[What is expected]:
Go through the entries below and pick out every line with "protein".
##### Entries supplied #####
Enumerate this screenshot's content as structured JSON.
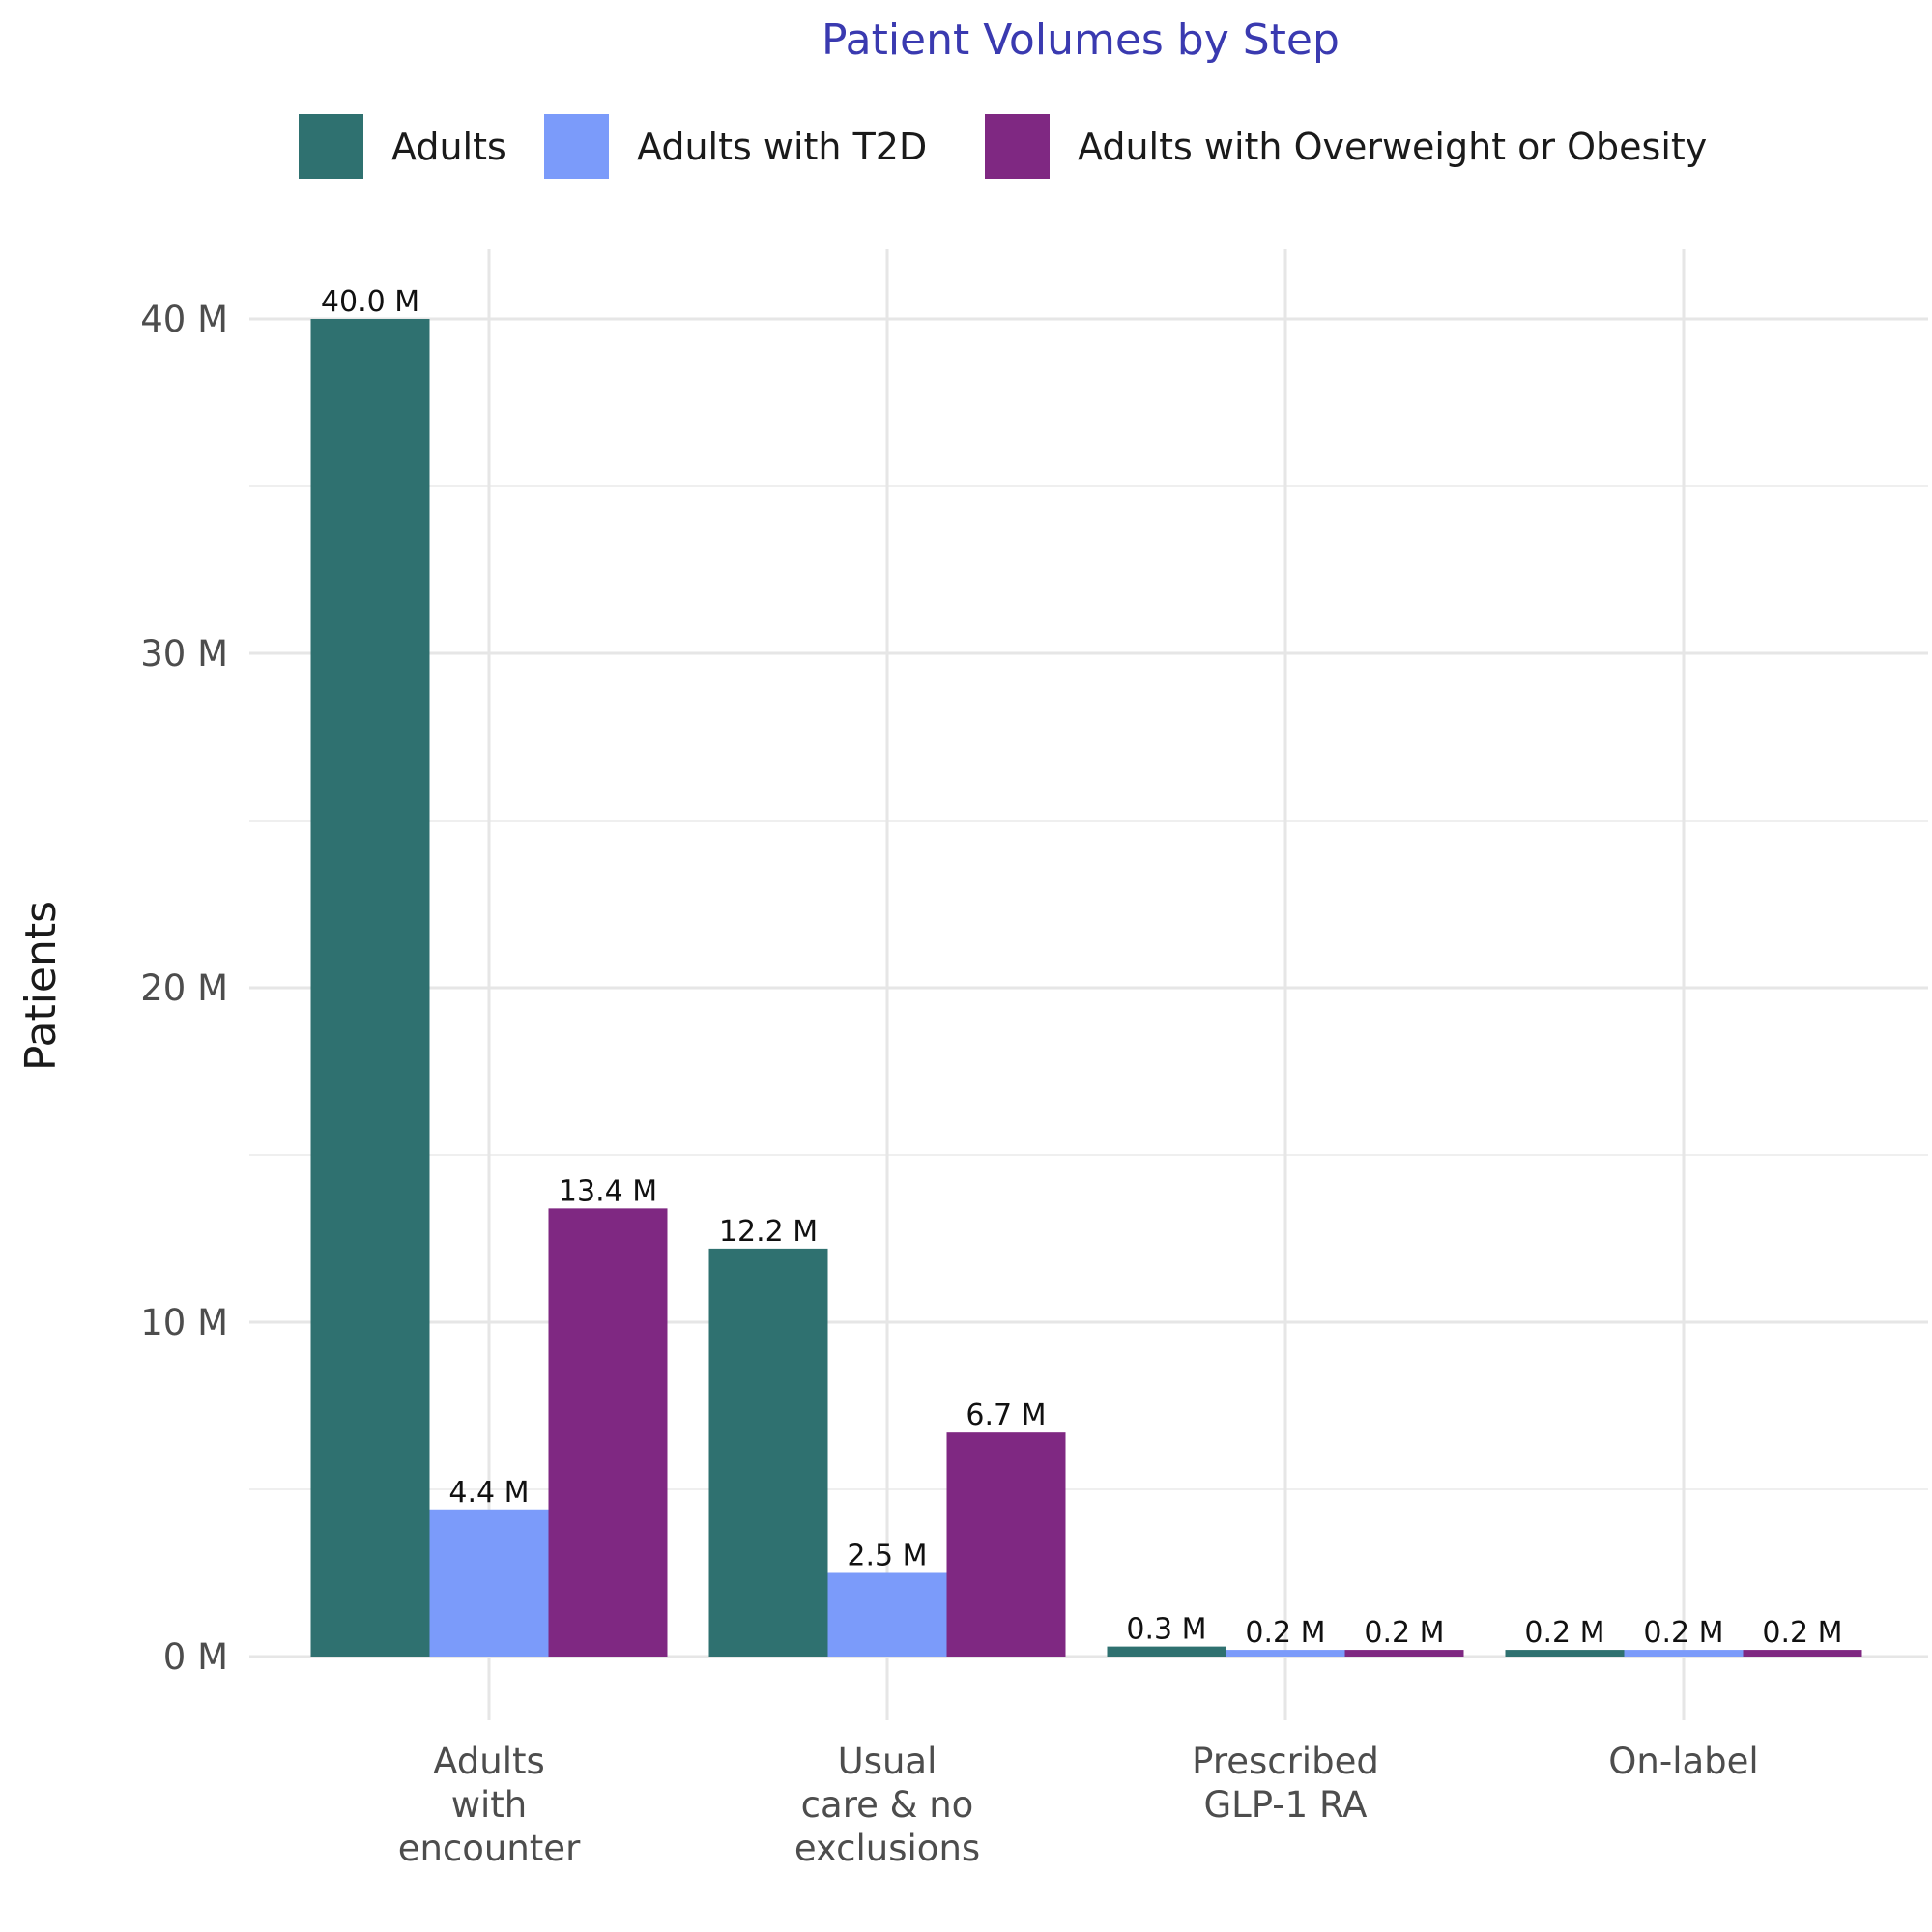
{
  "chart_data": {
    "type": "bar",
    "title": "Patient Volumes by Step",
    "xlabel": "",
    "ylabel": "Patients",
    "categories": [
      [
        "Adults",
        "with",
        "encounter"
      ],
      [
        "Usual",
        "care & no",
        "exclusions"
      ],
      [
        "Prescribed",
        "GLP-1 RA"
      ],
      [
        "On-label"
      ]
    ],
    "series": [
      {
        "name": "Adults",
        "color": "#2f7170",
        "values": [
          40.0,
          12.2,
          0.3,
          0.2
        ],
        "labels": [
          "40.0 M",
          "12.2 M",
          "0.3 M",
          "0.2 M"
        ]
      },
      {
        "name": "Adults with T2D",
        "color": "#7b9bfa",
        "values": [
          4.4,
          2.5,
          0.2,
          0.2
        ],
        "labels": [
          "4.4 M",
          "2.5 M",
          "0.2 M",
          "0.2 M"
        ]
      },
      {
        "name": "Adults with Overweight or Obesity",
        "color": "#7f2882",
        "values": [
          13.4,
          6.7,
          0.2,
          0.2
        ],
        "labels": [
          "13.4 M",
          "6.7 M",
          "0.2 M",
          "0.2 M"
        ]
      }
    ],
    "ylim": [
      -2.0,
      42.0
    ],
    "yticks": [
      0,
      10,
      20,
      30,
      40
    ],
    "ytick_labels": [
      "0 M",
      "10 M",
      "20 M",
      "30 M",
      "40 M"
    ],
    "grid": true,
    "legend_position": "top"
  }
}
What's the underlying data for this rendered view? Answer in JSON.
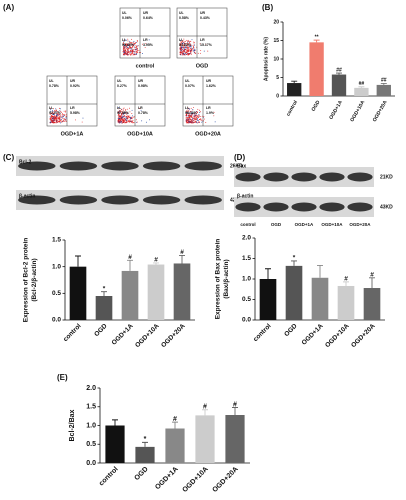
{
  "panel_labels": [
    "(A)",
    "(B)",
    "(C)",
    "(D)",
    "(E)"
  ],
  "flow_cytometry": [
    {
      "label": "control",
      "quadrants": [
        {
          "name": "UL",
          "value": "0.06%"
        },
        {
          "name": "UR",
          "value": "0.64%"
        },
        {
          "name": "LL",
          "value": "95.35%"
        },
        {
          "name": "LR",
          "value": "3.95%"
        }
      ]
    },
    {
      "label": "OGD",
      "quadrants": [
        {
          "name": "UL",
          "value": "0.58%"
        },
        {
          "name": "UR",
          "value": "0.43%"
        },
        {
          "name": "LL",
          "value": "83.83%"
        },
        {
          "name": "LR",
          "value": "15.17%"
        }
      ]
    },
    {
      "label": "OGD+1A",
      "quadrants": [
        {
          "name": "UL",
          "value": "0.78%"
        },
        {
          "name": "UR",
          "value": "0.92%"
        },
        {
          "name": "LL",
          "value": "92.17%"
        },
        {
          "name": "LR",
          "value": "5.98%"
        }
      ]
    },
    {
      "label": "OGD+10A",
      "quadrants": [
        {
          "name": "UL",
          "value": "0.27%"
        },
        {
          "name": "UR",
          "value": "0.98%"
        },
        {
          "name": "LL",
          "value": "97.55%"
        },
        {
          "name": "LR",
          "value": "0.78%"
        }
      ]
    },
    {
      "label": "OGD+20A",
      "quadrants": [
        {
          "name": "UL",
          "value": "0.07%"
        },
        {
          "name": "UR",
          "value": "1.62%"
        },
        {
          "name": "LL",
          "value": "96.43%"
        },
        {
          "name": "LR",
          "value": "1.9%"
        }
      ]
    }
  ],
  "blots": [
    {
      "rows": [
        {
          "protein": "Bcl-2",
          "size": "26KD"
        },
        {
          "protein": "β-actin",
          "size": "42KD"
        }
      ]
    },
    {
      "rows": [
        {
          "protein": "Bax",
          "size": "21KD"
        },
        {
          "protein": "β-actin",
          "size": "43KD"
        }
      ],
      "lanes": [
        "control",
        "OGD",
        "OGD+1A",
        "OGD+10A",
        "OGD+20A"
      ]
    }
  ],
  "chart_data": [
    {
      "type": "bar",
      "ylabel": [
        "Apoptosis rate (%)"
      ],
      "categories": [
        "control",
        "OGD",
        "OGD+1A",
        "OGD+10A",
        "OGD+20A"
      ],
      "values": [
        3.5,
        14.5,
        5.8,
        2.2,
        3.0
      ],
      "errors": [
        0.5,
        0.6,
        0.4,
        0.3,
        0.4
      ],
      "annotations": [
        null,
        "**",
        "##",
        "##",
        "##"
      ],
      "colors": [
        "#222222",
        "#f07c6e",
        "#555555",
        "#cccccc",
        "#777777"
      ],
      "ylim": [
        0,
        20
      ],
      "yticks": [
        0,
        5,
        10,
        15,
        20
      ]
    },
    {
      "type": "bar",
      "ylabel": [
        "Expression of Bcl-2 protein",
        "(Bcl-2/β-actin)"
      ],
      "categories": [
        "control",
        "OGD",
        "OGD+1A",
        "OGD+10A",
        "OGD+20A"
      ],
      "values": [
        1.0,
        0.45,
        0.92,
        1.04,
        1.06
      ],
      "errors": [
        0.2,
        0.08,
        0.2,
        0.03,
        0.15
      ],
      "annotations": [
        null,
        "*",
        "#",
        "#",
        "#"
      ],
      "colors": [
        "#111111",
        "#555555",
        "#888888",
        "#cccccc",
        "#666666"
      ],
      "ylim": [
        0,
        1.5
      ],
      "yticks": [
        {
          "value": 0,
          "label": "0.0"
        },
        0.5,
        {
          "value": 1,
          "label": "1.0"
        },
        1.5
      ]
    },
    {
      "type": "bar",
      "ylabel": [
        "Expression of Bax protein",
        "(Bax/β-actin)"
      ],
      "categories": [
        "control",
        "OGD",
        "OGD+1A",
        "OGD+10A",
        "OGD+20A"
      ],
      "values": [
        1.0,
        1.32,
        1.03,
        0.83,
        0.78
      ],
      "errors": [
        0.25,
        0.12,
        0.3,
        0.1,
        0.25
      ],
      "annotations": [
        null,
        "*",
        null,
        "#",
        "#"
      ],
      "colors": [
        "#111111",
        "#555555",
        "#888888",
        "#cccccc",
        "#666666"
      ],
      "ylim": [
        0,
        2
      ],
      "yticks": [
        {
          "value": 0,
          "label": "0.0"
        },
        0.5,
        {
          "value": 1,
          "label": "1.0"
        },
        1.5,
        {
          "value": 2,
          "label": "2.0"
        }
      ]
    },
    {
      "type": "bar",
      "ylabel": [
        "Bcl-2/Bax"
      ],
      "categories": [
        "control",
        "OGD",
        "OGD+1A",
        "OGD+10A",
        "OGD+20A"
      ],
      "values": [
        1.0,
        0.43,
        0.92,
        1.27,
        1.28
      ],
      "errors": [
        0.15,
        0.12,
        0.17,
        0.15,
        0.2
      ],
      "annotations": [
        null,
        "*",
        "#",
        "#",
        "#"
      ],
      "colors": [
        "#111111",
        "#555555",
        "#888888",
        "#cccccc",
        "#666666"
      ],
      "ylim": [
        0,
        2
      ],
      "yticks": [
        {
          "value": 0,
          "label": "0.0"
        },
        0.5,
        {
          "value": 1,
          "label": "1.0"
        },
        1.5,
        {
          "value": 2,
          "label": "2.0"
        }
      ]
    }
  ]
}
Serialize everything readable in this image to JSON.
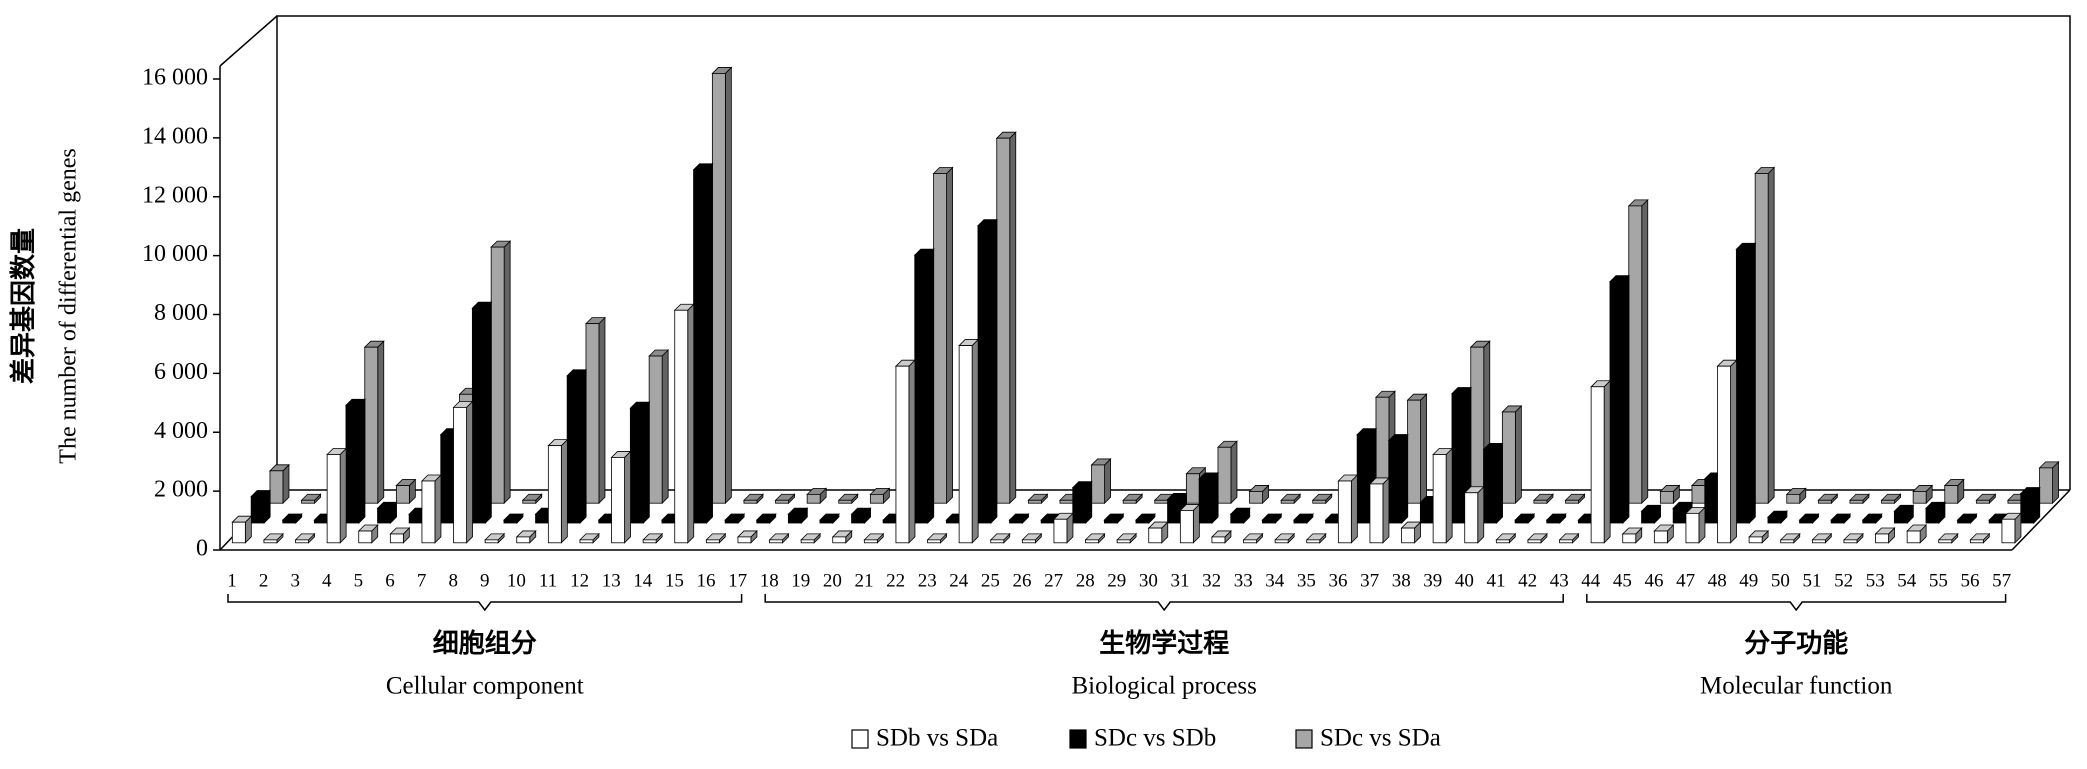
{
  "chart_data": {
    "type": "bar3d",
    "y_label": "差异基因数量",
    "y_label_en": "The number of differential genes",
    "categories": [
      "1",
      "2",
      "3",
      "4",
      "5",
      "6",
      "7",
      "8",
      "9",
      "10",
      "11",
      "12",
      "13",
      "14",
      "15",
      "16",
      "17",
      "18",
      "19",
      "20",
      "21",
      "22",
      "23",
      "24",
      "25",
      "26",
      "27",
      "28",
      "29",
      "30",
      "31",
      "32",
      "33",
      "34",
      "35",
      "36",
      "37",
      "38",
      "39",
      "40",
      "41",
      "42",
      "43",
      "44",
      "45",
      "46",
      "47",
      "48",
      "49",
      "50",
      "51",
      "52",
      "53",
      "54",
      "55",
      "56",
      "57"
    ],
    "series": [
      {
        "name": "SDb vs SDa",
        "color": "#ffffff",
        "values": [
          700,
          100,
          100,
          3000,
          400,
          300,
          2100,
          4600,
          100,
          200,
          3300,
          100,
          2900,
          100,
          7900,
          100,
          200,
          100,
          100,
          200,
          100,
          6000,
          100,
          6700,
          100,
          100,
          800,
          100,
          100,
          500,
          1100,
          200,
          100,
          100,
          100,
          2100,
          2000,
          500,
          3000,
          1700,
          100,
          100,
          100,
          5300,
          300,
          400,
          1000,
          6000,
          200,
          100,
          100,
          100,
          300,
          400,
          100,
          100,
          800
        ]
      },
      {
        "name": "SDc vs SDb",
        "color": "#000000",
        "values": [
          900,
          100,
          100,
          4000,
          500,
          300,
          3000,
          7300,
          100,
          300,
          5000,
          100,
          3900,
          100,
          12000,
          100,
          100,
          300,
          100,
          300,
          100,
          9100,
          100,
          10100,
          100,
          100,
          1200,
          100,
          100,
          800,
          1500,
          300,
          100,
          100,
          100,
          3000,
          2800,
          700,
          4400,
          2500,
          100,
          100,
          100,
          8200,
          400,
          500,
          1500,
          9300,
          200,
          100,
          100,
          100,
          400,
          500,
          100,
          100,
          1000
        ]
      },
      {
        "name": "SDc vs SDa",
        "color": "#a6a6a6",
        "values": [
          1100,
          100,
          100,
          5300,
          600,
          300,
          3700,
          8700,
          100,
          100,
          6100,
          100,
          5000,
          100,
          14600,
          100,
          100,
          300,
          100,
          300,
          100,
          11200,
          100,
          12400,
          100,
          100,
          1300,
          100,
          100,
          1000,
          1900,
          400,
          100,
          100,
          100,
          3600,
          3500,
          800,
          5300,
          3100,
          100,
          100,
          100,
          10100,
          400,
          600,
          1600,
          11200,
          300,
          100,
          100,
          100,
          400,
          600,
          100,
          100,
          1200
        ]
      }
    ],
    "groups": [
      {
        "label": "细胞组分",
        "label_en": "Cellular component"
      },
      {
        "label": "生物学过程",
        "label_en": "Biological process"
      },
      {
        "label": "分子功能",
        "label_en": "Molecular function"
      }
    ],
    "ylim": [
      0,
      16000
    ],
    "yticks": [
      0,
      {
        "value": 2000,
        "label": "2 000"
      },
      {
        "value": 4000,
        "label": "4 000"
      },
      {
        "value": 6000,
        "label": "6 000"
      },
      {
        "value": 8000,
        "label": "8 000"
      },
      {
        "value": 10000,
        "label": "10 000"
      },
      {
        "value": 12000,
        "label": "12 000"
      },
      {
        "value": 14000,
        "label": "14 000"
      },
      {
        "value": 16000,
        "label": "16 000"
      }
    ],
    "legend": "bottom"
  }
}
#####
[Task response]:
          "protein": "Bcl-2",
          "protein": "β-actin",
          "protein": "Bax",
          "protein": "β-actin",
        "Expression of Bcl-2 protein",
        "Expression of Bax protein",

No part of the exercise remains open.